Return all lines with the word "threshold" in them.

**Records contained in a dataset:**
▽

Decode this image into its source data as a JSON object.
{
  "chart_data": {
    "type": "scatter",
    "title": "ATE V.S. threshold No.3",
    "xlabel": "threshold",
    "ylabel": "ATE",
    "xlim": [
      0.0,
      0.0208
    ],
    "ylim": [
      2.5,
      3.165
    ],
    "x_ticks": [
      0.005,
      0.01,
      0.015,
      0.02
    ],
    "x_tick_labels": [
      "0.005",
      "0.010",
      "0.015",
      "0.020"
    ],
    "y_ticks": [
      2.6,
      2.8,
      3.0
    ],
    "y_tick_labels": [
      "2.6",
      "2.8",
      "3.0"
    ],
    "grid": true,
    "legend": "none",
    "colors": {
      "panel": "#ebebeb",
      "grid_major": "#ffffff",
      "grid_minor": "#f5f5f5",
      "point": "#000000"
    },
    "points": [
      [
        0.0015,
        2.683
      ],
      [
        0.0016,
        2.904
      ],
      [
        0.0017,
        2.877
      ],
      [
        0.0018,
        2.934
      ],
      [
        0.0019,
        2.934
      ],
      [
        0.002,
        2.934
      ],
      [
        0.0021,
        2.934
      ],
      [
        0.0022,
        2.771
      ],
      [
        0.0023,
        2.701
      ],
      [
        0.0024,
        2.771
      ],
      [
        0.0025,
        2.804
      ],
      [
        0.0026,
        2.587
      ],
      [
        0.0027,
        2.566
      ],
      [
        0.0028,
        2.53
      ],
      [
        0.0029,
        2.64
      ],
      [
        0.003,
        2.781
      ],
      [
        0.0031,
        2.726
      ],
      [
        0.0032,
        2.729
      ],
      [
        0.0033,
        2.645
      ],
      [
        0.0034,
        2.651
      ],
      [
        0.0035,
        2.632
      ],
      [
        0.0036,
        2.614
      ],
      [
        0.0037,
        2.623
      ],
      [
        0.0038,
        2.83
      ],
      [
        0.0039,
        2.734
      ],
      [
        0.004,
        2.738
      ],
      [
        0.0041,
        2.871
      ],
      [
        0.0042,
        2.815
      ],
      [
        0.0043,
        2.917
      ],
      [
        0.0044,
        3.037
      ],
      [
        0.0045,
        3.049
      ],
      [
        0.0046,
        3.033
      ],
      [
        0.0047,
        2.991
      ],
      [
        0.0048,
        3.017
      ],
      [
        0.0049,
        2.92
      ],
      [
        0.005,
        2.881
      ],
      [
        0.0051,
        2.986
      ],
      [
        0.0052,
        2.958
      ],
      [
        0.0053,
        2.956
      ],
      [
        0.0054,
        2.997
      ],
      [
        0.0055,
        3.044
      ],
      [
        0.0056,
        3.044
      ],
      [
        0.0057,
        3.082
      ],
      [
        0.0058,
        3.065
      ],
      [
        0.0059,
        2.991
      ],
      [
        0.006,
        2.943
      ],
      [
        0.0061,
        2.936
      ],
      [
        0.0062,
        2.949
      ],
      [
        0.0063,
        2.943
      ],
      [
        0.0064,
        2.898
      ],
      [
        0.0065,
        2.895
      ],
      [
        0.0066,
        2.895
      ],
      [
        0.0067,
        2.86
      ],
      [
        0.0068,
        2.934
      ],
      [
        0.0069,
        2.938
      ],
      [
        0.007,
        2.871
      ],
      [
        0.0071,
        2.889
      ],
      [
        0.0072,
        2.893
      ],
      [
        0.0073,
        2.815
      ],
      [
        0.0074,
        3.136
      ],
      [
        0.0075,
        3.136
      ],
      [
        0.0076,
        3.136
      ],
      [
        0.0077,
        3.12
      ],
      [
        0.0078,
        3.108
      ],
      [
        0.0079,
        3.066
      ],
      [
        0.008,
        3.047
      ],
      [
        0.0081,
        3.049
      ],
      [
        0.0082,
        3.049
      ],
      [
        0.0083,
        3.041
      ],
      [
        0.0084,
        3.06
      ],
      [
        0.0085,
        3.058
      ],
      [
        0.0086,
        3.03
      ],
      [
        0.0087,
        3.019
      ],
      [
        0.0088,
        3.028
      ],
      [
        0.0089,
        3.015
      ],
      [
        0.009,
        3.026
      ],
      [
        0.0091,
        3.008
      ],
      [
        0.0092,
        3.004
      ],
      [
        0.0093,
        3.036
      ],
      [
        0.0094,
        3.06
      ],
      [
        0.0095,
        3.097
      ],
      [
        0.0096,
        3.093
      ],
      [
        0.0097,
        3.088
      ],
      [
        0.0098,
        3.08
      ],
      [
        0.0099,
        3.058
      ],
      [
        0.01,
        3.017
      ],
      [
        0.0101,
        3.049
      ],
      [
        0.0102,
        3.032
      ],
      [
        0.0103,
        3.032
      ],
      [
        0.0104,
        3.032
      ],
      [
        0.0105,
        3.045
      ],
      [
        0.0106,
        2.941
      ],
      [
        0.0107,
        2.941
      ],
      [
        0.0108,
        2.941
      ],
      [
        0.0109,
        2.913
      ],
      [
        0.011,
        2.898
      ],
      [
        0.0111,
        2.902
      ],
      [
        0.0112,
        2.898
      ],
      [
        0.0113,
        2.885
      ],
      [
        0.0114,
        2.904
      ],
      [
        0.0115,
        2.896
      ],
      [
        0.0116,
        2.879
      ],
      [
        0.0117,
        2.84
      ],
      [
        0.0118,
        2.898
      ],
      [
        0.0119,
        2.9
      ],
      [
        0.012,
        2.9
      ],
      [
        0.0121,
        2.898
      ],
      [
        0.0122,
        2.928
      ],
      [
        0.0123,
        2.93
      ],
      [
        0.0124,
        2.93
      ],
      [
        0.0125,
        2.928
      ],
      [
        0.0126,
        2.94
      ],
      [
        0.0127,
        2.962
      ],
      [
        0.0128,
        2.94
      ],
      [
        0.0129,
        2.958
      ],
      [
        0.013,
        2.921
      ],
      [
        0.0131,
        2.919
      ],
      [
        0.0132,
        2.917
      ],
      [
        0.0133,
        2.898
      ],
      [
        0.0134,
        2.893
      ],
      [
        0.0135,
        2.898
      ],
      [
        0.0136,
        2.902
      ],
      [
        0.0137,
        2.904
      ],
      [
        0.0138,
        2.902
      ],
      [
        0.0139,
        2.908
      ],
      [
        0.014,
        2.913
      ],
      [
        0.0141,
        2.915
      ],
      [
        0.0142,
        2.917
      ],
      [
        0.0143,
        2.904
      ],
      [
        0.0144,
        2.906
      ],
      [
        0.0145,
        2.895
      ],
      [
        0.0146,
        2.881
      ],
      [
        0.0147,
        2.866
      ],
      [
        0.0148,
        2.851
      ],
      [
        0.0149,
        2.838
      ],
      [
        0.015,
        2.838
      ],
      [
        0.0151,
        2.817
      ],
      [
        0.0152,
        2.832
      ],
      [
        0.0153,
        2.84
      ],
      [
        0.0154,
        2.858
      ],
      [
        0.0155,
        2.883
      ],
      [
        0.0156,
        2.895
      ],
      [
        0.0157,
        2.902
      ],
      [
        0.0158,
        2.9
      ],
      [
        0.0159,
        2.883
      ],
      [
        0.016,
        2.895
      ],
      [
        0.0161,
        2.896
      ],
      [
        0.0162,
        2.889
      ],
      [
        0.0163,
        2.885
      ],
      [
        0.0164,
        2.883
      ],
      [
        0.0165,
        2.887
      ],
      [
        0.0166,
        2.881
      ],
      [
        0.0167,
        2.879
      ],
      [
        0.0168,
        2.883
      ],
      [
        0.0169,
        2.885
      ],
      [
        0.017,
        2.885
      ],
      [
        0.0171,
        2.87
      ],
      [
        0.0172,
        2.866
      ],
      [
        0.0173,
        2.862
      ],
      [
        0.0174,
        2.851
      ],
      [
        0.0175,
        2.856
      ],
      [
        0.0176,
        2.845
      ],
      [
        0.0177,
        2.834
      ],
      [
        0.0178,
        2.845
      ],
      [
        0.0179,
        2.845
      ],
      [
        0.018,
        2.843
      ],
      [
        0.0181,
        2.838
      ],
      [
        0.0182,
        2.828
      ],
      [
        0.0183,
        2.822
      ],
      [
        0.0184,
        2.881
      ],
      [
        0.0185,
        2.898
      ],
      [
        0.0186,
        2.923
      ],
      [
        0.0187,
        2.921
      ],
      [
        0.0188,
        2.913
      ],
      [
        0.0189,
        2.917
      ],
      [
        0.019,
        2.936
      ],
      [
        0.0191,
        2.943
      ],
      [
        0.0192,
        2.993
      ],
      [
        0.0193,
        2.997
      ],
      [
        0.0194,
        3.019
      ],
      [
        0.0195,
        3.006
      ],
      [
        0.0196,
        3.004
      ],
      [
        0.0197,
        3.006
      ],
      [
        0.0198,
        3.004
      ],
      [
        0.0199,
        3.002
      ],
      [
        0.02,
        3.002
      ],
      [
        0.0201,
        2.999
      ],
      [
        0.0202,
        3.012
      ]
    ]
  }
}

△

**Solution to this exercise:**
    "title": "ATE V.S. threshold No.3",
    "xlabel": "threshold",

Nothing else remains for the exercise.